RECORDS FOR THIS TASK:

────────────────────────────────────────

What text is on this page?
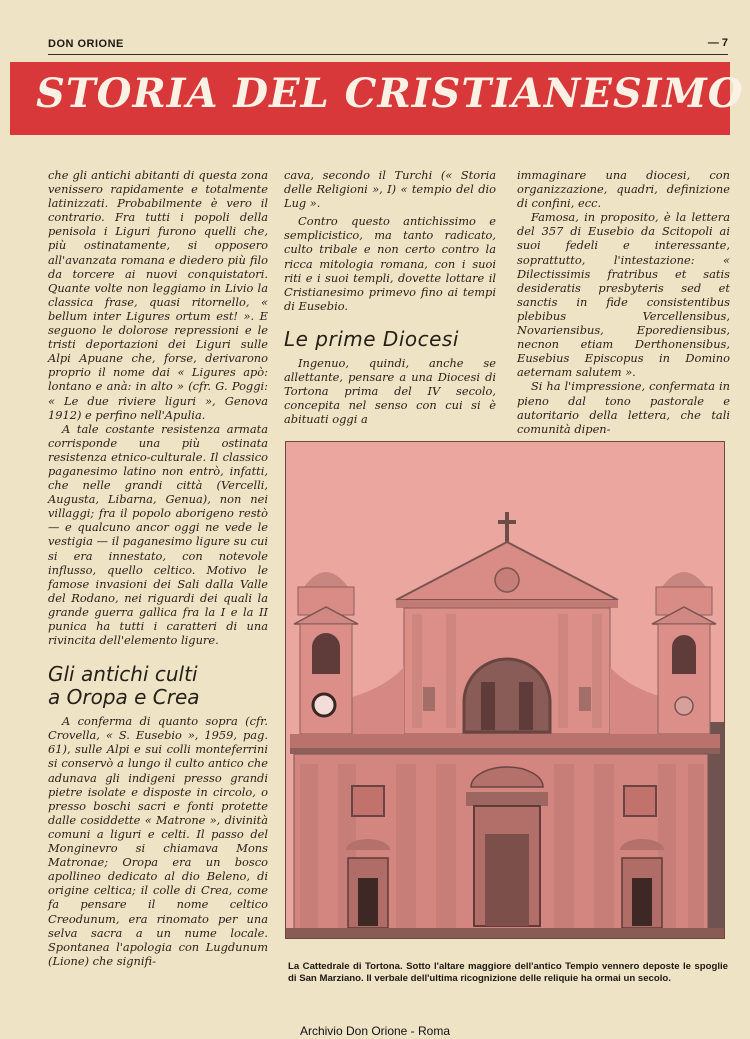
DON ORIONE	— 7
STORIA DEL CRISTIANESIMO

che gli antichi abitanti di questa zona venissero rapidamente e totalmente latinizzati. Probabilmente è vero il contrario. Fra tutti i popoli della penisola i Liguri furono quelli che, più ostinatamente, si opposero all'avanzata romana e diedero più filo da torcere ai nuovi conquistatori. Quante volte non leggiamo in Livio la classica frase, quasi ritornello, « bellum inter Ligures ortum est! ». E seguono le dolorose repressioni e le tristi deportazioni dei Liguri sulle Alpi Apuane che, forse, derivarono proprio il nome dai « Ligures apò: lontano e anà: in alto » (cfr. G. Poggi: « Le due riviere liguri », Genova 1912) e perfino nell'Apulia.

A tale costante resistenza armata corrisponde una più ostinata resistenza etnico-culturale. Il classico paganesimo latino non entrò, infatti, che nelle grandi città (Vercelli, Augusta, Libarna, Genua), non nei villaggi; fra il popolo aborigeno restò — e qualcuno ancor oggi ne vede le vestigia — il paganesimo ligure su cui si era innestato, con notevole influsso, quello celtico. Motivo le famose invasioni dei Sali dalla Valle del Rodano, nei riguardi dei quali la grande guerra gallica fra la I e la II punica ha tutti i caratteri di una rivincita dell'elemento ligure.

Gli antichi culti
a Oropa e Crea

A conferma di quanto sopra (cfr. Crovella, « S. Eusebio », 1959, pag. 61), sulle Alpi e sui colli monteferrini si conservò a lungo il culto antico che adunava gli indigeni presso grandi pietre isolate e disposte in circolo, o presso boschi sacri e fonti protette dalle cosiddette « Matrone », divinità comuni a liguri e celti. Il passo del Monginevro si chiamava Mons Matronae; Oropa era un bosco apollineo dedicato al dio Beleno, di origine celtica; il colle di Crea, come fa pensare il nome celtico Creodunum, era rinomato per una selva sacra a un nume locale. Spontanea l'apologia con Lugdunum (Lione) che signifi-

cava, secondo il Turchi (« Storia delle Religioni », I) « tempio del dio Lug ».

Contro questo antichissimo e semplicistico, ma tanto radicato, culto tribale e non certo contro la ricca mitologia romana, con i suoi riti e i suoi templi, dovette lottare il Cristianesimo primevo fino ai tempi di Eusebio.

Le prime Diocesi

Ingenuo, quindi, anche se allettante, pensare a una Diocesi di Tortona prima del IV secolo, concepita nel senso con cui si è abituati oggi a

immaginare una diocesi, con organizzazione, quadri, definizione di confini, ecc.

Famosa, in proposito, è la lettera del 357 di Eusebio da Scitopoli ai suoi fedeli e interessante, soprattutto, l'intestazione: « Dilectissimis fratribus et satis desideratis presbyteris sed et sanctis in fide consistentibus plebibus Vercellensibus, Novariensibus, Eporediensibus, necnon etiam Derthonensibus, Eusebius Episcopus in Domino aeternam salutem ».

Si ha l'impressione, confermata in pieno dal tono pastorale e autoritario della lettera, che tali comunità dipen-

La Cattedrale di Tortona. Sotto l'altare maggiore dell'antico Tempio vennero deposte le spoglie di San Marziano. Il verbale dell'ultima ricognizione delle reliquie ha ormai un secolo.

Archivio Don Orione - Roma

────────────────────────────────────────

EXERCISE TASK: What is the number of lines containing "delle"? Give that number only.

ANSWER TO THE EXERCISE: 2